━━ Exercise inputs

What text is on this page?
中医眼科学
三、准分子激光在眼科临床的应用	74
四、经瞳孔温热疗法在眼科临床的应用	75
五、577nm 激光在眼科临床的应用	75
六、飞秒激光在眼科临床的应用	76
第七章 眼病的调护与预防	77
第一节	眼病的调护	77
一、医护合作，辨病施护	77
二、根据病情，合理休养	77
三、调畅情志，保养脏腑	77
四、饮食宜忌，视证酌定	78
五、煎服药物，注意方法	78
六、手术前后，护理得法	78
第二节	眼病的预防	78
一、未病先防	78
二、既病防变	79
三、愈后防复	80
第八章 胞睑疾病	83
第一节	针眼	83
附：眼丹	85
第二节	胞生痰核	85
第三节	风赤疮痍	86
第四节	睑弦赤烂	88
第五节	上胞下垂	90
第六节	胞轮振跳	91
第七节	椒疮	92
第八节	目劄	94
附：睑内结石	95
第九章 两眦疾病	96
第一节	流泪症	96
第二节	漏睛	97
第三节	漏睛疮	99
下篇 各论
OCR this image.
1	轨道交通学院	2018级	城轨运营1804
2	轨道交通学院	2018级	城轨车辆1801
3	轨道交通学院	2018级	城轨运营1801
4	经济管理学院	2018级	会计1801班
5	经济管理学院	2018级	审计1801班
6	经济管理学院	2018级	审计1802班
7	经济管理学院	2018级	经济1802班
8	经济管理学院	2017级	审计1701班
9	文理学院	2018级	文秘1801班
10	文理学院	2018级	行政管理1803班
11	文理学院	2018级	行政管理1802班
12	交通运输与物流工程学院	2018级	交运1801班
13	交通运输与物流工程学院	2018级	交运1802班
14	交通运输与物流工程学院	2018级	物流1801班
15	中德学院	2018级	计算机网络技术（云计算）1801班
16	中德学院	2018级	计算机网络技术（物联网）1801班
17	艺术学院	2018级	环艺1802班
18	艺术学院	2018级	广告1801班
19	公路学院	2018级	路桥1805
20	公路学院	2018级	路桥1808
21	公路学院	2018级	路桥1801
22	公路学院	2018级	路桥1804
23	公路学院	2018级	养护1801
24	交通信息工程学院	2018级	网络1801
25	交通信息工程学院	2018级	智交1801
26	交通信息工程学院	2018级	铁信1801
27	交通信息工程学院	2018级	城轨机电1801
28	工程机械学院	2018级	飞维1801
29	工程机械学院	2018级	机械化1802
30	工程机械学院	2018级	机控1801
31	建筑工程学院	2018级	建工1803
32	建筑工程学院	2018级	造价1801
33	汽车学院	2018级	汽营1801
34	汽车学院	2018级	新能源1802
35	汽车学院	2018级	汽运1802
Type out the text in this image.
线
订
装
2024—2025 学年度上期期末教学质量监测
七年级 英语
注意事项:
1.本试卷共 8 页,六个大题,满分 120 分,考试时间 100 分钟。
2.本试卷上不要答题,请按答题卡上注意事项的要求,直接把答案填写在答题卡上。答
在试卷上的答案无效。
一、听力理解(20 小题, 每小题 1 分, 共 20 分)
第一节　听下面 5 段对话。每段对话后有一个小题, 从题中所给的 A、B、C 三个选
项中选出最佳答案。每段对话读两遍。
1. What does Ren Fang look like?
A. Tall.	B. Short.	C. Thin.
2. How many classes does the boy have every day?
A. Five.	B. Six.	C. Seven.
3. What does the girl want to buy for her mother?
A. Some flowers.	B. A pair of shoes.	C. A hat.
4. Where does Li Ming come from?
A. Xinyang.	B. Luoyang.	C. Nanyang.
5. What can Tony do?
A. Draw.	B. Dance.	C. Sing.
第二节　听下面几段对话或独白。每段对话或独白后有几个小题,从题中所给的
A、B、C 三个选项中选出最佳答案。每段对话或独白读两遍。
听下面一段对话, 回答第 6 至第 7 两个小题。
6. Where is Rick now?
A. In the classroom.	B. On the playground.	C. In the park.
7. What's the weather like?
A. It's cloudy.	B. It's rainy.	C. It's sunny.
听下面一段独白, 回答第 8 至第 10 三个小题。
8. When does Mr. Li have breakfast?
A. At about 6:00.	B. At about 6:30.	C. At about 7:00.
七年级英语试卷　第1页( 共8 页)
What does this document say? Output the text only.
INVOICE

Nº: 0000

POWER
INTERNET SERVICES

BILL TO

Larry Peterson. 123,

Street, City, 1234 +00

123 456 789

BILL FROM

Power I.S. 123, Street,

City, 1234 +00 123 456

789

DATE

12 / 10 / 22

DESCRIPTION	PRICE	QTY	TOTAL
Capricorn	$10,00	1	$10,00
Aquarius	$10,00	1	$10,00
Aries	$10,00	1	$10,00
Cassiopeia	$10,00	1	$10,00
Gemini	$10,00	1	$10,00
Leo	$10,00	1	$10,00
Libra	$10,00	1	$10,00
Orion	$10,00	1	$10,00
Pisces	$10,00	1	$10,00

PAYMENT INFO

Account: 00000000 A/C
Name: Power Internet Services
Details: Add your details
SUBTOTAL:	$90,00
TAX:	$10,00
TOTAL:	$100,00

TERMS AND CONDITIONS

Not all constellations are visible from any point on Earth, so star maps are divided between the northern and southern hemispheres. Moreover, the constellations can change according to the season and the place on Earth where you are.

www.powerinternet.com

━━━━

> [What you need to do] From the listing above, extract every line exactly as it stands.

> [Response to this task]
What text is on this page?
中医眼科学
三、准分子激光在眼科临床的应用	74
四、经瞳孔温热疗法在眼科临床的应用	75
五、577nm 激光在眼科临床的应用	75
六、飞秒激光在眼科临床的应用	76
第七章 眼病的调护与预防	77
第一节	眼病的调护	77
一、医护合作，辨病施护	77
二、根据病情，合理休养	77
三、调畅情志，保养脏腑	77
四、饮食宜忌，视证酌定	78
五、煎服药物，注意方法	78
六、手术前后，护理得法	78
第二节	眼病的预防	78
一、未病先防	78
二、既病防变	79
三、愈后防复	80
第八章 胞睑疾病	83
第一节	针眼	83
附：眼丹	85
第二节	胞生痰核	85
第三节	风赤疮痍	86
第四节	睑弦赤烂	88
第五节	上胞下垂	90
第六节	胞轮振跳	91
第七节	椒疮	92
第八节	目劄	94
附：睑内结石	95
第九章 两眦疾病	96
第一节	流泪症	96
第二节	漏睛	97
第三节	漏睛疮	99
下篇 各论
OCR this image.
1	轨道交通学院	2018级	城轨运营1804
2	轨道交通学院	2018级	城轨车辆1801
3	轨道交通学院	2018级	城轨运营1801
4	经济管理学院	2018级	会计1801班
5	经济管理学院	2018级	审计1801班
6	经济管理学院	2018级	审计1802班
7	经济管理学院	2018级	经济1802班
8	经济管理学院	2017级	审计1701班
9	文理学院	2018级	文秘1801班
10	文理学院	2018级	行政管理1803班
11	文理学院	2018级	行政管理1802班
12	交通运输与物流工程学院	2018级	交运1801班
13	交通运输与物流工程学院	2018级	交运1802班
14	交通运输与物流工程学院	2018级	物流1801班
15	中德学院	2018级	计算机网络技术（云计算）1801班
16	中德学院	2018级	计算机网络技术（物联网）1801班
17	艺术学院	2018级	环艺1802班
18	艺术学院	2018级	广告1801班
19	公路学院	2018级	路桥1805
20	公路学院	2018级	路桥1808
21	公路学院	2018级	路桥1801
22	公路学院	2018级	路桥1804
23	公路学院	2018级	养护1801
24	交通信息工程学院	2018级	网络1801
25	交通信息工程学院	2018级	智交1801
26	交通信息工程学院	2018级	铁信1801
27	交通信息工程学院	2018级	城轨机电1801
28	工程机械学院	2018级	飞维1801
29	工程机械学院	2018级	机械化1802
30	工程机械学院	2018级	机控1801
31	建筑工程学院	2018级	建工1803
32	建筑工程学院	2018级	造价1801
33	汽车学院	2018级	汽营1801
34	汽车学院	2018级	新能源1802
35	汽车学院	2018级	汽运1802
Type out the text in this image.
线
订
装
2024—2025 学年度上期期末教学质量监测
七年级 英语
注意事项:
1.本试卷共 8 页,六个大题,满分 120 分,考试时间 100 分钟。
2.本试卷上不要答题,请按答题卡上注意事项的要求,直接把答案填写在答题卡上。答
在试卷上的答案无效。
一、听力理解(20 小题, 每小题 1 分, 共 20 分)
第一节　听下面 5 段对话。每段对话后有一个小题, 从题中所给的 A、B、C 三个选
项中选出最佳答案。每段对话读两遍。
1. What does Ren Fang look like?
A. Tall.	B. Short.	C. Thin.
2. How many classes does the boy have every day?
A. Five.	B. Six.	C. Seven.
3. What does the girl want to buy for her mother?
A. Some flowers.	B. A pair of shoes.	C. A hat.
4. Where does Li Ming come from?
A. Xinyang.	B. Luoyang.	C. Nanyang.
5. What can Tony do?
A. Draw.	B. Dance.	C. Sing.
第二节　听下面几段对话或独白。每段对话或独白后有几个小题,从题中所给的
A、B、C 三个选项中选出最佳答案。每段对话或独白读两遍。
听下面一段对话, 回答第 6 至第 7 两个小题。
6. Where is Rick now?
A. In the classroom.	B. On the playground.	C. In the park.
7. What's the weather like?
A. It's cloudy.	B. It's rainy.	C. It's sunny.
听下面一段独白, 回答第 8 至第 10 三个小题。
8. When does Mr. Li have breakfast?
A. At about 6:00.	B. At about 6:30.	C. At about 7:00.
七年级英语试卷　第1页( 共8 页)
What does this document say? Output the text only.
INVOICE

Nº: 0000

POWER
INTERNET SERVICES

BILL TO

Larry Peterson. 123,

Street, City, 1234 +00

123 456 789

BILL FROM

Power I.S. 123, Street,

City, 1234 +00 123 456

789

DATE

12 / 10 / 22

DESCRIPTION	PRICE	QTY	TOTAL
Capricorn	$10,00	1	$10,00
Aquarius	$10,00	1	$10,00
Aries	$10,00	1	$10,00
Cassiopeia	$10,00	1	$10,00
Gemini	$10,00	1	$10,00
Leo	$10,00	1	$10,00
Libra	$10,00	1	$10,00
Orion	$10,00	1	$10,00
Pisces	$10,00	1	$10,00

PAYMENT INFO

Account: 00000000 A/C
Name: Power Internet Services
Details: Add your details
SUBTOTAL:	$90,00
TAX:	$10,00
TOTAL:	$100,00

TERMS AND CONDITIONS

Not all constellations are visible from any point on Earth, so star maps are divided between the northern and southern hemispheres. Moreover, the constellations can change according to the season and the place on Earth where you are.

www.powerinternet.com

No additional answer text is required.